(Recorded data)
• • •

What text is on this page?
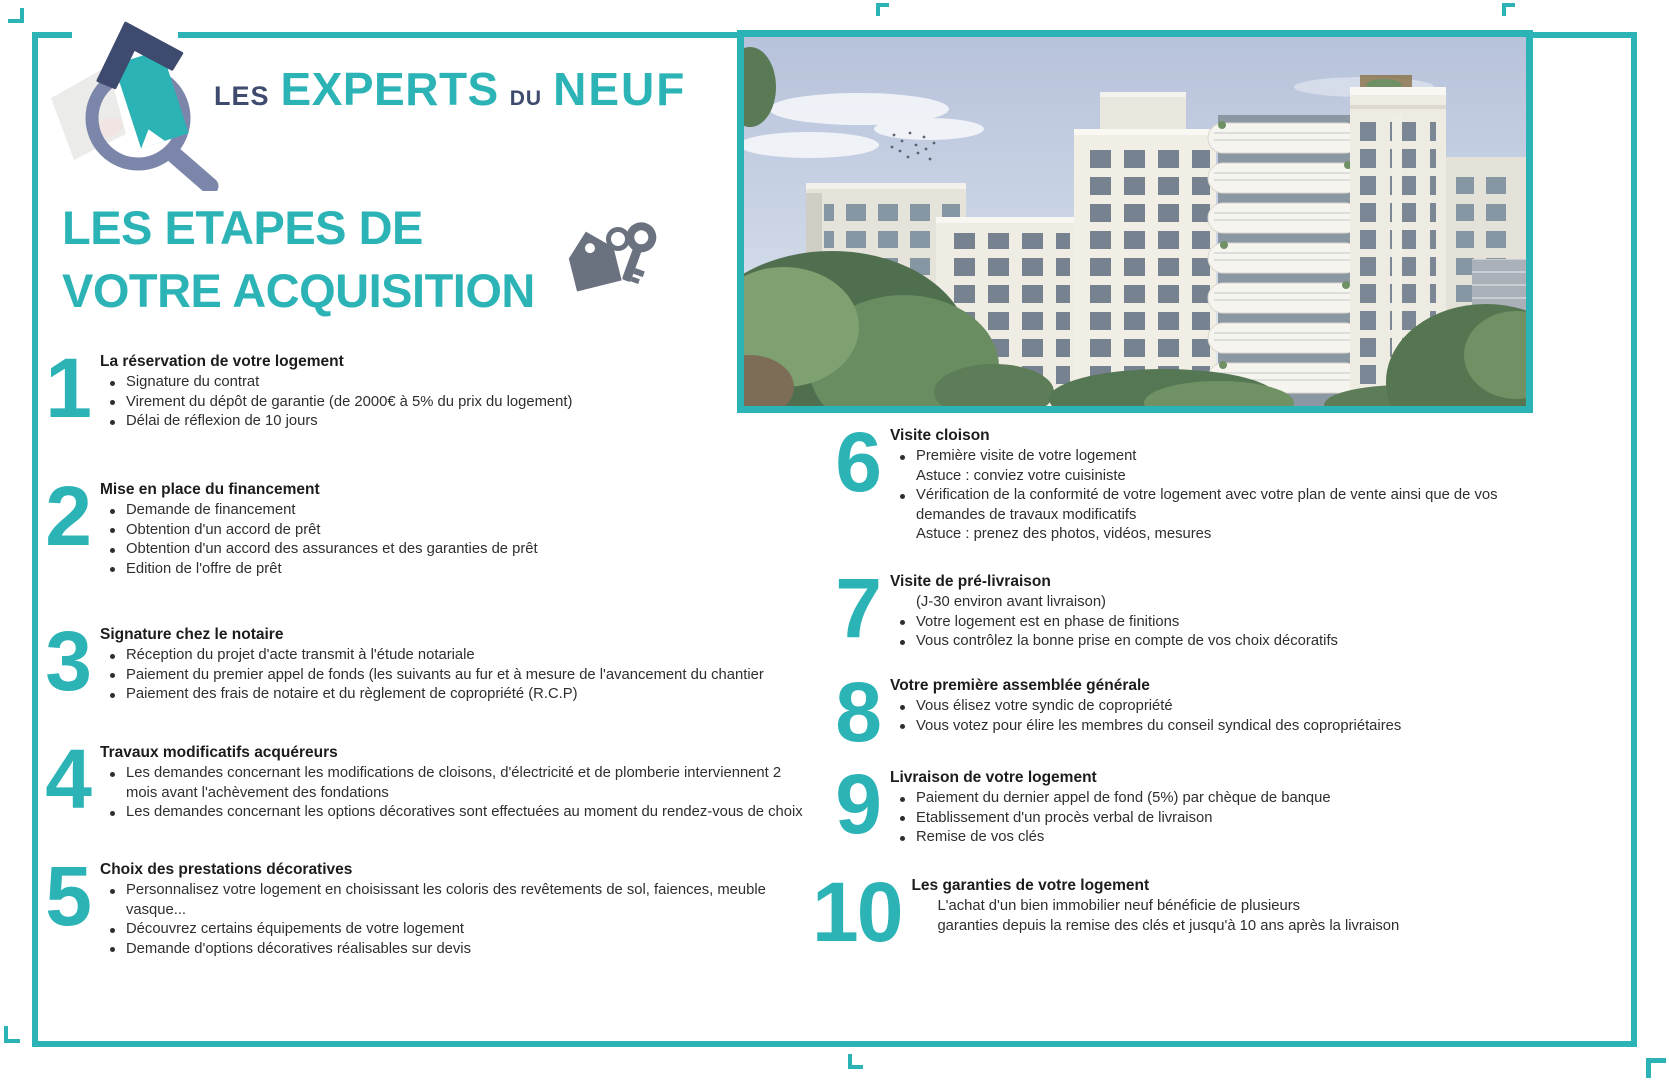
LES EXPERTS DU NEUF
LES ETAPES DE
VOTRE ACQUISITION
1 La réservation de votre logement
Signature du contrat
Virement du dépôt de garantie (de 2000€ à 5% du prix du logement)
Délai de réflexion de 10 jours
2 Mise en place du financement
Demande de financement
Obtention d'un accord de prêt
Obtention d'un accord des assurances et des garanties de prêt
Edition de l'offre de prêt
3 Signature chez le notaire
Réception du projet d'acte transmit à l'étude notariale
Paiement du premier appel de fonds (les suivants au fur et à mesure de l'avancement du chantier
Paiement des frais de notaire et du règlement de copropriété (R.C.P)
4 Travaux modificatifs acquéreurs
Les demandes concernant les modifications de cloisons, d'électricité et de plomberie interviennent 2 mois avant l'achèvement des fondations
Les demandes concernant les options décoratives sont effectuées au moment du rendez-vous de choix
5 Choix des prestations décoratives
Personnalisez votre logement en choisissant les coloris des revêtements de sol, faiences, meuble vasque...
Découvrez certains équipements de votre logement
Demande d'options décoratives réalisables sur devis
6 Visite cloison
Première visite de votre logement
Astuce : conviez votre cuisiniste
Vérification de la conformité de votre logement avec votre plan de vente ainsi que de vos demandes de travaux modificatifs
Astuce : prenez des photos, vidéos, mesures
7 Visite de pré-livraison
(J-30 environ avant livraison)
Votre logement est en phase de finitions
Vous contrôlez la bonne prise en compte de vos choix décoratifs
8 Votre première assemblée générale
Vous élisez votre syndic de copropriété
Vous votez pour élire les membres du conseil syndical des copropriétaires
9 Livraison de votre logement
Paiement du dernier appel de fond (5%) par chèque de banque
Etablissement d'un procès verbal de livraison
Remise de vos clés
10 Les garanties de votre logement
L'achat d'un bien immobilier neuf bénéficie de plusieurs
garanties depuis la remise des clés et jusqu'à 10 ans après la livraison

• • •

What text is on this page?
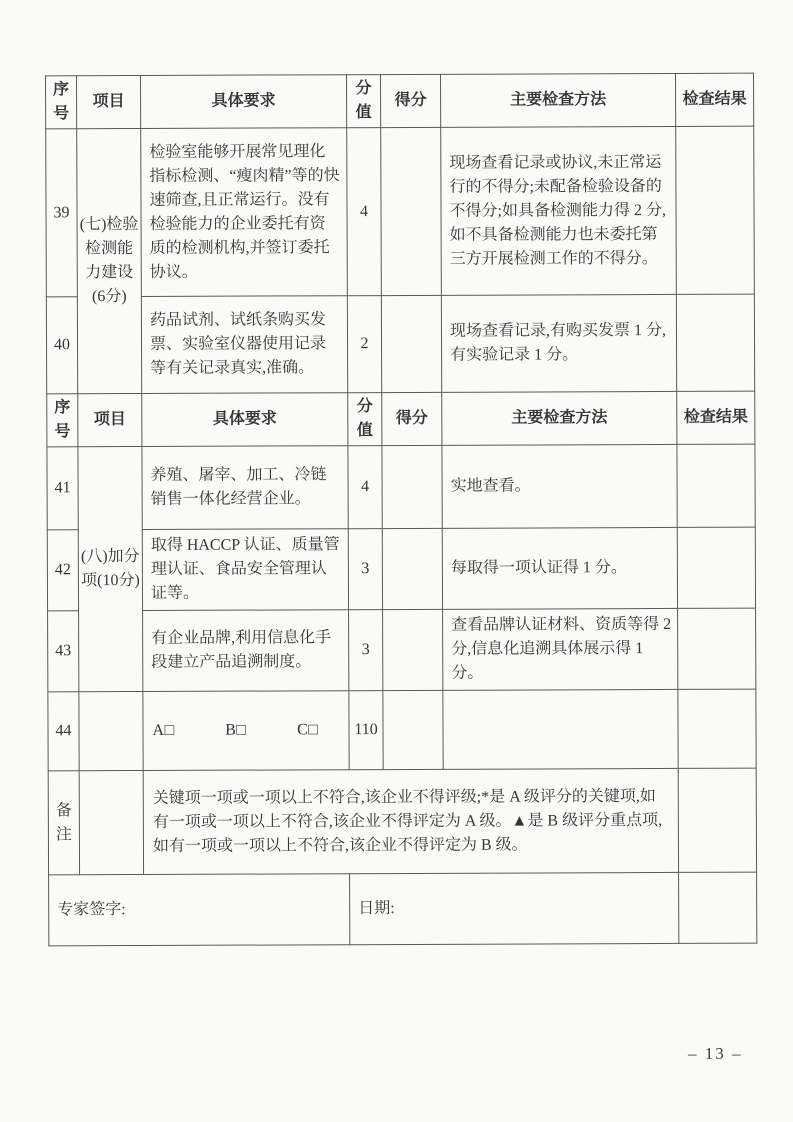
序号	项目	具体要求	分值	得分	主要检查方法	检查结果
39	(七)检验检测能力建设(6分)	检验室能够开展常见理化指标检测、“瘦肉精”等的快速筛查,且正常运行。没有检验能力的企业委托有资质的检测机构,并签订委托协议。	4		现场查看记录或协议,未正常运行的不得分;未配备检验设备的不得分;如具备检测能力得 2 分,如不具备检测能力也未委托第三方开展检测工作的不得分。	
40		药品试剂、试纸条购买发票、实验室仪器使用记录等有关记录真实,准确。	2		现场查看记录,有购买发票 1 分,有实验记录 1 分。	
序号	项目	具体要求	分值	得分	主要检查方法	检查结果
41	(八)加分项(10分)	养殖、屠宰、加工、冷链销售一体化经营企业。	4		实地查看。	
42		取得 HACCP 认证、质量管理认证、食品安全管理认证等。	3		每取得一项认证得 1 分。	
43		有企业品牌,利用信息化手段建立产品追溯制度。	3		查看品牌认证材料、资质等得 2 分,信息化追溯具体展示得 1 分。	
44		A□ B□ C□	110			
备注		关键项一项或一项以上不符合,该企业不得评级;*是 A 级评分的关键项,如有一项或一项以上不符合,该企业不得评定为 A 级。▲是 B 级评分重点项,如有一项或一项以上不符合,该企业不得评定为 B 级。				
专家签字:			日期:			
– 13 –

• • •

Problem description: Pick each line holding the word "appel" out of the data and copy it.

Problem solution:
Paiement du premier appel de fonds (les suivants au fur et à mesure de l'avancement du chantier
Paiement du dernier appel de fond (5%) par chèque de banque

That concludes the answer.